Dataset items
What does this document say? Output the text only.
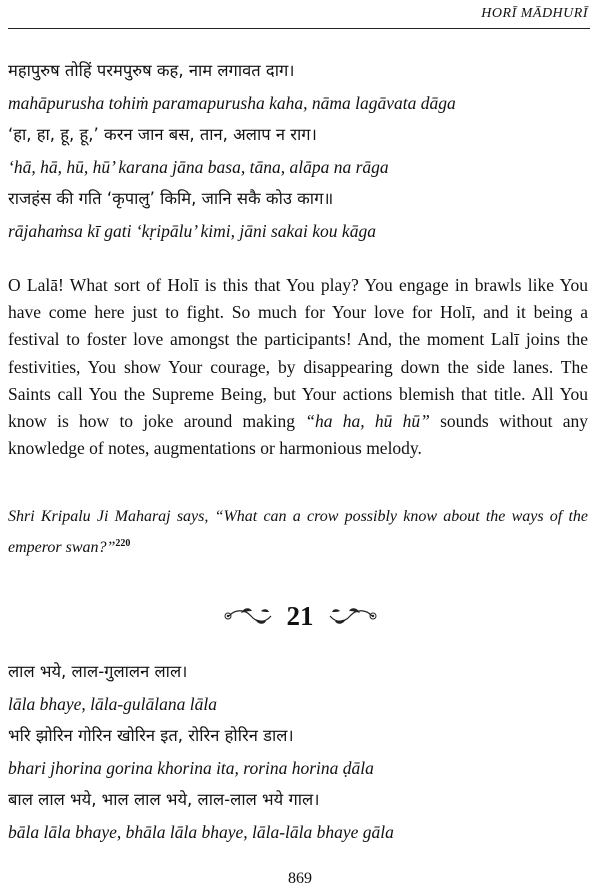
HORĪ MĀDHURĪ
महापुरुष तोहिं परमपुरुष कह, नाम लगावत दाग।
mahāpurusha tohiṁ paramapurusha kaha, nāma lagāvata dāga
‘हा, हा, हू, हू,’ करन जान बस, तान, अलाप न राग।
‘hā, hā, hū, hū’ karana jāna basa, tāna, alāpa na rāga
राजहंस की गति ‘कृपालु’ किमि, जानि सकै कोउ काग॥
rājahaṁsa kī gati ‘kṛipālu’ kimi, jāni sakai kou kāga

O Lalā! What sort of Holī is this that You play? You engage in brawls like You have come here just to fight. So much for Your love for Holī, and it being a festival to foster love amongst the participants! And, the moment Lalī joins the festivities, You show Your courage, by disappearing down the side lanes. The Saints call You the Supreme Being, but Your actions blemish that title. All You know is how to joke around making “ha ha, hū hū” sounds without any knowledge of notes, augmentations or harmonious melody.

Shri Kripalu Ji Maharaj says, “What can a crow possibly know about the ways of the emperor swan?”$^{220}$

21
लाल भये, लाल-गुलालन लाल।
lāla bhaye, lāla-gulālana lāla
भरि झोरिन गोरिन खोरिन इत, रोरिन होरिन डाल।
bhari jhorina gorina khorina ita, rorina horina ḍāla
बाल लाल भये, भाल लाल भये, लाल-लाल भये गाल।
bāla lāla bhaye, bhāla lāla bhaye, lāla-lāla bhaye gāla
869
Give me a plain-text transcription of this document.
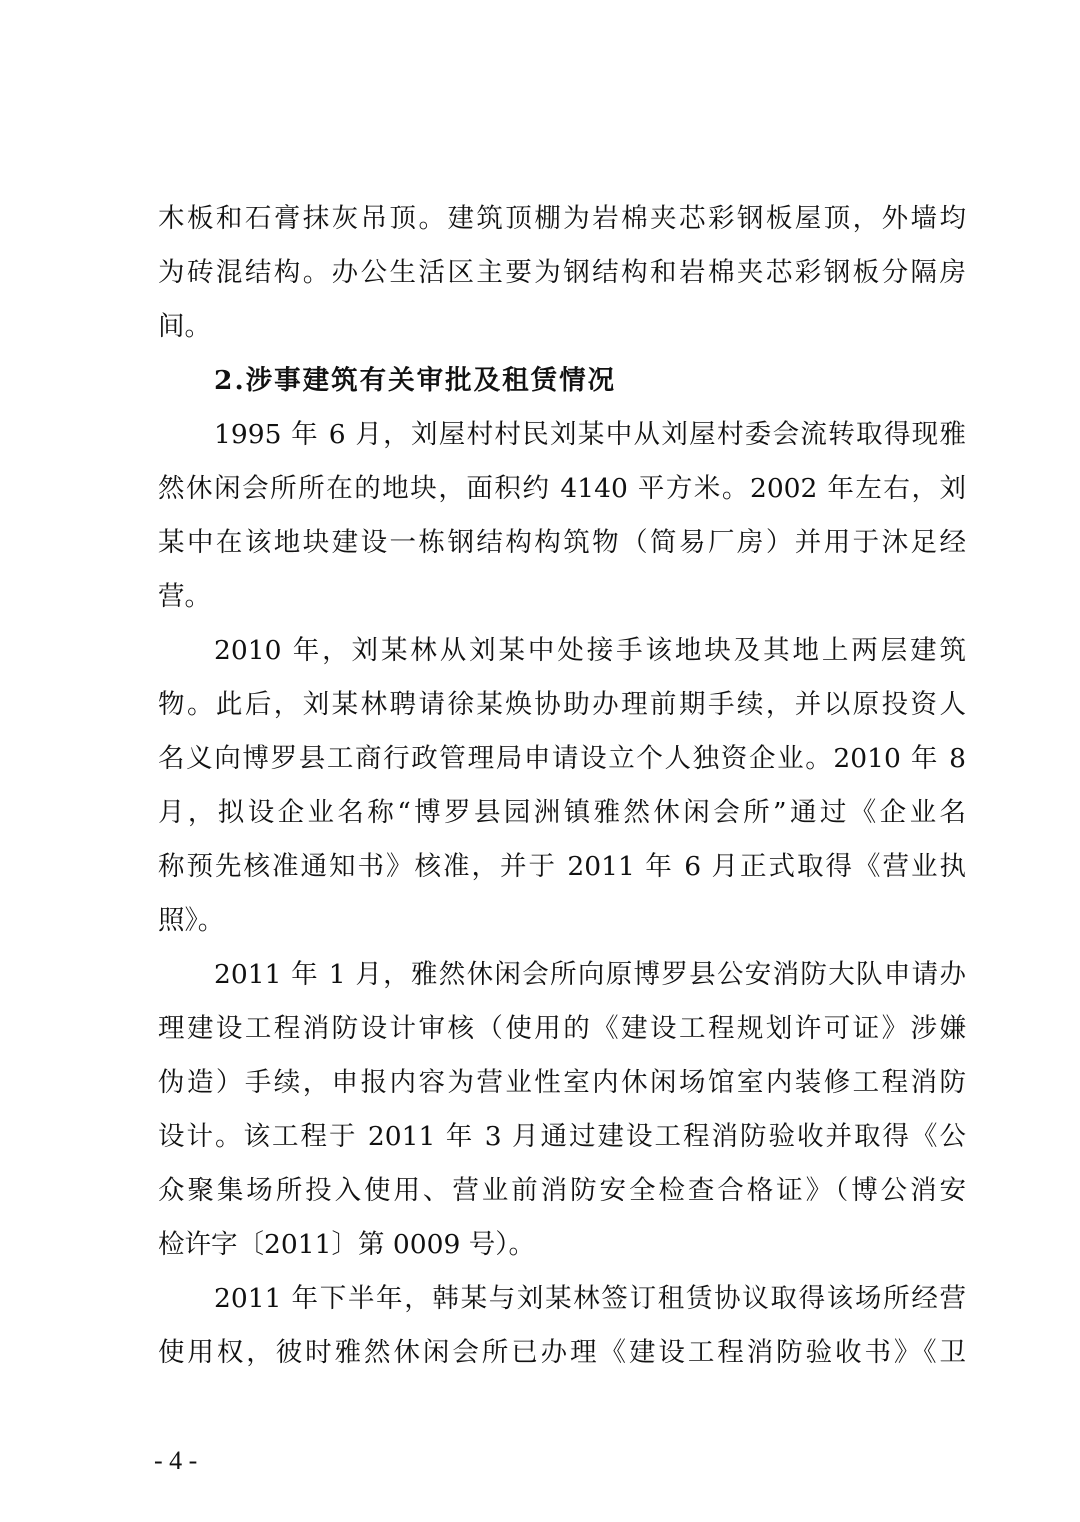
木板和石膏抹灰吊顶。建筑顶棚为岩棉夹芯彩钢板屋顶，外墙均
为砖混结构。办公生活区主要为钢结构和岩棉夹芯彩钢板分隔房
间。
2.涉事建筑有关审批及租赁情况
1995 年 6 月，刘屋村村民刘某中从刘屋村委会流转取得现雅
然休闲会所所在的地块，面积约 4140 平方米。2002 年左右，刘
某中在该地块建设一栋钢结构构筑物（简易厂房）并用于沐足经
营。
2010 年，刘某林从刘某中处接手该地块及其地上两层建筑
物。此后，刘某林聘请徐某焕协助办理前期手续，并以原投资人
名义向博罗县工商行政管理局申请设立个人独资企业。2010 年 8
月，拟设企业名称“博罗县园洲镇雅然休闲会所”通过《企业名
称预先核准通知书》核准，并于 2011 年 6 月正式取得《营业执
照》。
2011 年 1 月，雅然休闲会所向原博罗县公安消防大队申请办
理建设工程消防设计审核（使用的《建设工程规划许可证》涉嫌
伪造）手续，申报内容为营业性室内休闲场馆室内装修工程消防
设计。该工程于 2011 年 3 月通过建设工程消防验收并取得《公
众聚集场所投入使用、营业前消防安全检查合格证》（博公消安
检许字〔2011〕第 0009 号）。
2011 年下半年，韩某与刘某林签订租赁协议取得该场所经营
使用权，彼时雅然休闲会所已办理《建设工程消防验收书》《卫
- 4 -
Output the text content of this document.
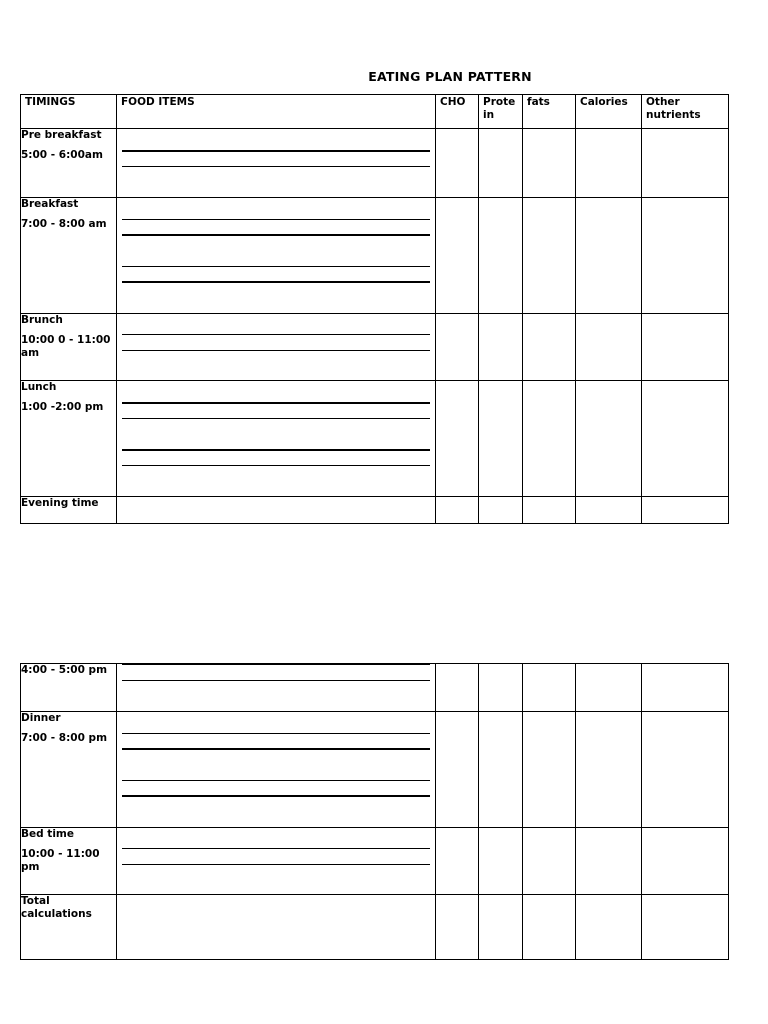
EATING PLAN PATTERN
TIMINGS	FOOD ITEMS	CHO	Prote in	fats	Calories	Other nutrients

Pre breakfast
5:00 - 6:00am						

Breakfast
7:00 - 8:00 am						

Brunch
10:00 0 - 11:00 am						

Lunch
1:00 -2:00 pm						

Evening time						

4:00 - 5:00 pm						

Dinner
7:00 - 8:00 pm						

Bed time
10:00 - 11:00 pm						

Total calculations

* [Exercise requirements]
Go through the listing above and list every line that has the word "bhaye".

* [Exercise solution]
lāla bhaye, lāla-gulālana lāla
bāla lāla bhaye, bhāla lāla bhaye, lāla-lāla bhaye gāla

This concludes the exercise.